- Your task
Transcribe the data that follows precisely, omitting nothing.

- Available data

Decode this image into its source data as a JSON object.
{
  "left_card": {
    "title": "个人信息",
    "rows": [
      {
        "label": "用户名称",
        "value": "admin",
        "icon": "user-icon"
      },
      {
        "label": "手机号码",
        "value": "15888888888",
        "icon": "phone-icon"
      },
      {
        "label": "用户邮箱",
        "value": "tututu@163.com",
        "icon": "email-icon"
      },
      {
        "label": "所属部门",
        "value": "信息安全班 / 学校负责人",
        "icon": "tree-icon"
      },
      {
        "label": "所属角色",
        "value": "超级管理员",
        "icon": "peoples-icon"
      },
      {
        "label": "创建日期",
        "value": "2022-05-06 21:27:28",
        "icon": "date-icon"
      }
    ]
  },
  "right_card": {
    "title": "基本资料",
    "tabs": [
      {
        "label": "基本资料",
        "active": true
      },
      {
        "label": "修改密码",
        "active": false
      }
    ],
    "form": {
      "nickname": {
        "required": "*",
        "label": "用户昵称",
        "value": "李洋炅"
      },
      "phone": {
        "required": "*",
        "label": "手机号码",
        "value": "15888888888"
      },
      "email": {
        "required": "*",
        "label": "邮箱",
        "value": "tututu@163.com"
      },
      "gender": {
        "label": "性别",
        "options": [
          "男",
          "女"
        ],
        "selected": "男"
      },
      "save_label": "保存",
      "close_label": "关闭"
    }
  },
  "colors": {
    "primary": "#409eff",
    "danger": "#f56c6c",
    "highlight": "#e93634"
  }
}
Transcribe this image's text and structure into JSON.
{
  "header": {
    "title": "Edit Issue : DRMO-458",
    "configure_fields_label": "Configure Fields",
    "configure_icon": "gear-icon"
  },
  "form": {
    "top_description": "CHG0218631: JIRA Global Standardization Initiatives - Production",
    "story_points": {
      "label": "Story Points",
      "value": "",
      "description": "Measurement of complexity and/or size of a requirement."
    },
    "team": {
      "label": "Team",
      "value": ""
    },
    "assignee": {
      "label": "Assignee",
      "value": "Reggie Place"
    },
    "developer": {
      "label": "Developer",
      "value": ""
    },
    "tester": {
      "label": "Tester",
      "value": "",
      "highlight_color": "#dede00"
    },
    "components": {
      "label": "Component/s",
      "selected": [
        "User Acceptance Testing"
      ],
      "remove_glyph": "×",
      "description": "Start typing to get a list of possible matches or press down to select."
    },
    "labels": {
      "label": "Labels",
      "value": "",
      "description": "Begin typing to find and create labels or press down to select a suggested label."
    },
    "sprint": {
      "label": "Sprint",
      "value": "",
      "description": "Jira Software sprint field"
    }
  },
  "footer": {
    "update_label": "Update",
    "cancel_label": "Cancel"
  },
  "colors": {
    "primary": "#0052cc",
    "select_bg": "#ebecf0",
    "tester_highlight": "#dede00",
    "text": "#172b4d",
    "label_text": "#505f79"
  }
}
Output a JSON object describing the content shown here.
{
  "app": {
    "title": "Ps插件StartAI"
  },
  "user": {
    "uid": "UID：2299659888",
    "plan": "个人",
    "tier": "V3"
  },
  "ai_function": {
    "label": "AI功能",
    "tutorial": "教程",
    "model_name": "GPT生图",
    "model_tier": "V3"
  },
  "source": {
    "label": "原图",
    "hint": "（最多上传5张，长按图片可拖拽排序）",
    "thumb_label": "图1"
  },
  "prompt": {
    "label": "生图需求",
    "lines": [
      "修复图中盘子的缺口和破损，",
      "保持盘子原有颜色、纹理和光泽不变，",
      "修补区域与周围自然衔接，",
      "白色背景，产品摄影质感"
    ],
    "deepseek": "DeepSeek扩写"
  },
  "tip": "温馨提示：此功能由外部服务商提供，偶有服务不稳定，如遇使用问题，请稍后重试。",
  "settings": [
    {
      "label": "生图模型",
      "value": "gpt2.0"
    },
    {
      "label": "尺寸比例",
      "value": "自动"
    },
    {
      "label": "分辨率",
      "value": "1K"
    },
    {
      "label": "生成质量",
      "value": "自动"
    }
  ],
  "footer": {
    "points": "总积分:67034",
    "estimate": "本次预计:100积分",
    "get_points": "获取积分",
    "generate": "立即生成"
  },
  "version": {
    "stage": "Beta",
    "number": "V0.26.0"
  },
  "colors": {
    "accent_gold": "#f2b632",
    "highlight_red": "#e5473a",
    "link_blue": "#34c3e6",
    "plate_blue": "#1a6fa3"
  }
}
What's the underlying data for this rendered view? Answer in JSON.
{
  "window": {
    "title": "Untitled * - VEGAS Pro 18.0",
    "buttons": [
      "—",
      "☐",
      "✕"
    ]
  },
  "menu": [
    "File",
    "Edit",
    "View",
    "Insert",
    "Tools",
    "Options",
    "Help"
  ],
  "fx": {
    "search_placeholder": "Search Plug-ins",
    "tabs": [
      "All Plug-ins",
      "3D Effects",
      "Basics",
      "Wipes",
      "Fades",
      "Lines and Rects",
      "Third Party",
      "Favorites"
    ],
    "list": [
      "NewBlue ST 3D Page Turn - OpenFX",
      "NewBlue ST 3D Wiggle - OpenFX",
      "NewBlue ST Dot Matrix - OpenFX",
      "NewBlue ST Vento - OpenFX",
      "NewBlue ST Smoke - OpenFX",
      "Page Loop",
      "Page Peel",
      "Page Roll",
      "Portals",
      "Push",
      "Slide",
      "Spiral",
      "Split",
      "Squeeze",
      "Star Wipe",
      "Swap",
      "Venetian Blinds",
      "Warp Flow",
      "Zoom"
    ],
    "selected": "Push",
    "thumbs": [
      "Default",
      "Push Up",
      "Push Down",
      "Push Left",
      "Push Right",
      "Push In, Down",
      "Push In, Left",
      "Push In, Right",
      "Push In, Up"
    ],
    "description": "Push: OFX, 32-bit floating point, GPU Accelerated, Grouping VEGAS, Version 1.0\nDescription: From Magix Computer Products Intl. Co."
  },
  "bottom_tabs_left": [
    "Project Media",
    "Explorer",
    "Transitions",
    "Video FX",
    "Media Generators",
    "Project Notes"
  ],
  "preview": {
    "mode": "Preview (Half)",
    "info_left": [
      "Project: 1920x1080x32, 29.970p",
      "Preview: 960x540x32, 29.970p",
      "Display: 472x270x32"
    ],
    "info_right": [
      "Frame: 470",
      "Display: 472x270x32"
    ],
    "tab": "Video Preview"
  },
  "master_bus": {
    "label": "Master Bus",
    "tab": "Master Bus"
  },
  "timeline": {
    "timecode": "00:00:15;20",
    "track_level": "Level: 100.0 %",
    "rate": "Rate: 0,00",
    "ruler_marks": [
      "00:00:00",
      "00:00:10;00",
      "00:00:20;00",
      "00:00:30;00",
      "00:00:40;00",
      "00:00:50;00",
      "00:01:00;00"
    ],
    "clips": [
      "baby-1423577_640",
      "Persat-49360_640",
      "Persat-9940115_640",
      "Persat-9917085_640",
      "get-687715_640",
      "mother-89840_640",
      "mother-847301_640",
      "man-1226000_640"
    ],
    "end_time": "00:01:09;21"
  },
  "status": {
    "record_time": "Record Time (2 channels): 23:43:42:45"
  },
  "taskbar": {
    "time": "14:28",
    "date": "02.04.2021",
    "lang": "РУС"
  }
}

- Response
Decode this image into its source data as a JSON object.
{
  "left_card": {
    "title": "个人信息",
    "rows": [
      {
        "label": "用户名称",
        "value": "admin",
        "icon": "user-icon"
      },
      {
        "label": "手机号码",
        "value": "15888888888",
        "icon": "phone-icon"
      },
      {
        "label": "用户邮箱",
        "value": "tututu@163.com",
        "icon": "email-icon"
      },
      {
        "label": "所属部门",
        "value": "信息安全班 / 学校负责人",
        "icon": "tree-icon"
      },
      {
        "label": "所属角色",
        "value": "超级管理员",
        "icon": "peoples-icon"
      },
      {
        "label": "创建日期",
        "value": "2022-05-06 21:27:28",
        "icon": "date-icon"
      }
    ]
  },
  "right_card": {
    "title": "基本资料",
    "tabs": [
      {
        "label": "基本资料",
        "active": true
      },
      {
        "label": "修改密码",
        "active": false
      }
    ],
    "form": {
      "nickname": {
        "required": "*",
        "label": "用户昵称",
        "value": "李洋炅"
      },
      "phone": {
        "required": "*",
        "label": "手机号码",
        "value": "15888888888"
      },
      "email": {
        "required": "*",
        "label": "邮箱",
        "value": "tututu@163.com"
      },
      "gender": {
        "label": "性别",
        "options": [
          "男",
          "女"
        ],
        "selected": "男"
      },
      "save_label": "保存",
      "close_label": "关闭"
    }
  },
  "colors": {
    "primary": "#409eff",
    "danger": "#f56c6c",
    "highlight": "#e93634"
  }
}
Transcribe this image's text and structure into JSON.
{
  "header": {
    "title": "Edit Issue : DRMO-458",
    "configure_fields_label": "Configure Fields",
    "configure_icon": "gear-icon"
  },
  "form": {
    "top_description": "CHG0218631: JIRA Global Standardization Initiatives - Production",
    "story_points": {
      "label": "Story Points",
      "value": "",
      "description": "Measurement of complexity and/or size of a requirement."
    },
    "team": {
      "label": "Team",
      "value": ""
    },
    "assignee": {
      "label": "Assignee",
      "value": "Reggie Place"
    },
    "developer": {
      "label": "Developer",
      "value": ""
    },
    "tester": {
      "label": "Tester",
      "value": "",
      "highlight_color": "#dede00"
    },
    "components": {
      "label": "Component/s",
      "selected": [
        "User Acceptance Testing"
      ],
      "remove_glyph": "×",
      "description": "Start typing to get a list of possible matches or press down to select."
    },
    "labels": {
      "label": "Labels",
      "value": "",
      "description": "Begin typing to find and create labels or press down to select a suggested label."
    },
    "sprint": {
      "label": "Sprint",
      "value": "",
      "description": "Jira Software sprint field"
    }
  },
  "footer": {
    "update_label": "Update",
    "cancel_label": "Cancel"
  },
  "colors": {
    "primary": "#0052cc",
    "select_bg": "#ebecf0",
    "tester_highlight": "#dede00",
    "text": "#172b4d",
    "label_text": "#505f79"
  }
}
Output a JSON object describing the content shown here.
{
  "app": {
    "title": "Ps插件StartAI"
  },
  "user": {
    "uid": "UID：2299659888",
    "plan": "个人",
    "tier": "V3"
  },
  "ai_function": {
    "label": "AI功能",
    "tutorial": "教程",
    "model_name": "GPT生图",
    "model_tier": "V3"
  },
  "source": {
    "label": "原图",
    "hint": "（最多上传5张，长按图片可拖拽排序）",
    "thumb_label": "图1"
  },
  "prompt": {
    "label": "生图需求",
    "lines": [
      "修复图中盘子的缺口和破损，",
      "保持盘子原有颜色、纹理和光泽不变，",
      "修补区域与周围自然衔接，",
      "白色背景，产品摄影质感"
    ],
    "deepseek": "DeepSeek扩写"
  },
  "tip": "温馨提示：此功能由外部服务商提供，偶有服务不稳定，如遇使用问题，请稍后重试。",
  "settings": [
    {
      "label": "生图模型",
      "value": "gpt2.0"
    },
    {
      "label": "尺寸比例",
      "value": "自动"
    },
    {
      "label": "分辨率",
      "value": "1K"
    },
    {
      "label": "生成质量",
      "value": "自动"
    }
  ],
  "footer": {
    "points": "总积分:67034",
    "estimate": "本次预计:100积分",
    "get_points": "获取积分",
    "generate": "立即生成"
  },
  "version": {
    "stage": "Beta",
    "number": "V0.26.0"
  },
  "colors": {
    "accent_gold": "#f2b632",
    "highlight_red": "#e5473a",
    "link_blue": "#34c3e6",
    "plate_blue": "#1a6fa3"
  }
}
What's the underlying data for this rendered view? Answer in JSON.
{
  "window": {
    "title": "Untitled * - VEGAS Pro 18.0",
    "buttons": [
      "—",
      "☐",
      "✕"
    ]
  },
  "menu": [
    "File",
    "Edit",
    "View",
    "Insert",
    "Tools",
    "Options",
    "Help"
  ],
  "fx": {
    "search_placeholder": "Search Plug-ins",
    "tabs": [
      "All Plug-ins",
      "3D Effects",
      "Basics",
      "Wipes",
      "Fades",
      "Lines and Rects",
      "Third Party",
      "Favorites"
    ],
    "list": [
      "NewBlue ST 3D Page Turn - OpenFX",
      "NewBlue ST 3D Wiggle - OpenFX",
      "NewBlue ST Dot Matrix - OpenFX",
      "NewBlue ST Vento - OpenFX",
      "NewBlue ST Smoke - OpenFX",
      "Page Loop",
      "Page Peel",
      "Page Roll",
      "Portals",
      "Push",
      "Slide",
      "Spiral",
      "Split",
      "Squeeze",
      "Star Wipe",
      "Swap",
      "Venetian Blinds",
      "Warp Flow",
      "Zoom"
    ],
    "selected": "Push",
    "thumbs": [
      "Default",
      "Push Up",
      "Push Down",
      "Push Left",
      "Push Right",
      "Push In, Down",
      "Push In, Left",
      "Push In, Right",
      "Push In, Up"
    ],
    "description": "Push: OFX, 32-bit floating point, GPU Accelerated, Grouping VEGAS, Version 1.0\nDescription: From Magix Computer Products Intl. Co."
  },
  "bottom_tabs_left": [
    "Project Media",
    "Explorer",
    "Transitions",
    "Video FX",
    "Media Generators",
    "Project Notes"
  ],
  "preview": {
    "mode": "Preview (Half)",
    "info_left": [
      "Project: 1920x1080x32, 29.970p",
      "Preview: 960x540x32, 29.970p",
      "Display: 472x270x32"
    ],
    "info_right": [
      "Frame: 470",
      "Display: 472x270x32"
    ],
    "tab": "Video Preview"
  },
  "master_bus": {
    "label": "Master Bus",
    "tab": "Master Bus"
  },
  "timeline": {
    "timecode": "00:00:15;20",
    "track_level": "Level: 100.0 %",
    "rate": "Rate: 0,00",
    "ruler_marks": [
      "00:00:00",
      "00:00:10;00",
      "00:00:20;00",
      "00:00:30;00",
      "00:00:40;00",
      "00:00:50;00",
      "00:01:00;00"
    ],
    "clips": [
      "baby-1423577_640",
      "Persat-49360_640",
      "Persat-9940115_640",
      "Persat-9917085_640",
      "get-687715_640",
      "mother-89840_640",
      "mother-847301_640",
      "man-1226000_640"
    ],
    "end_time": "00:01:09;21"
  },
  "status": {
    "record_time": "Record Time (2 channels): 23:43:42:45"
  },
  "taskbar": {
    "time": "14:28",
    "date": "02.04.2021",
    "lang": "РУС"
  }
}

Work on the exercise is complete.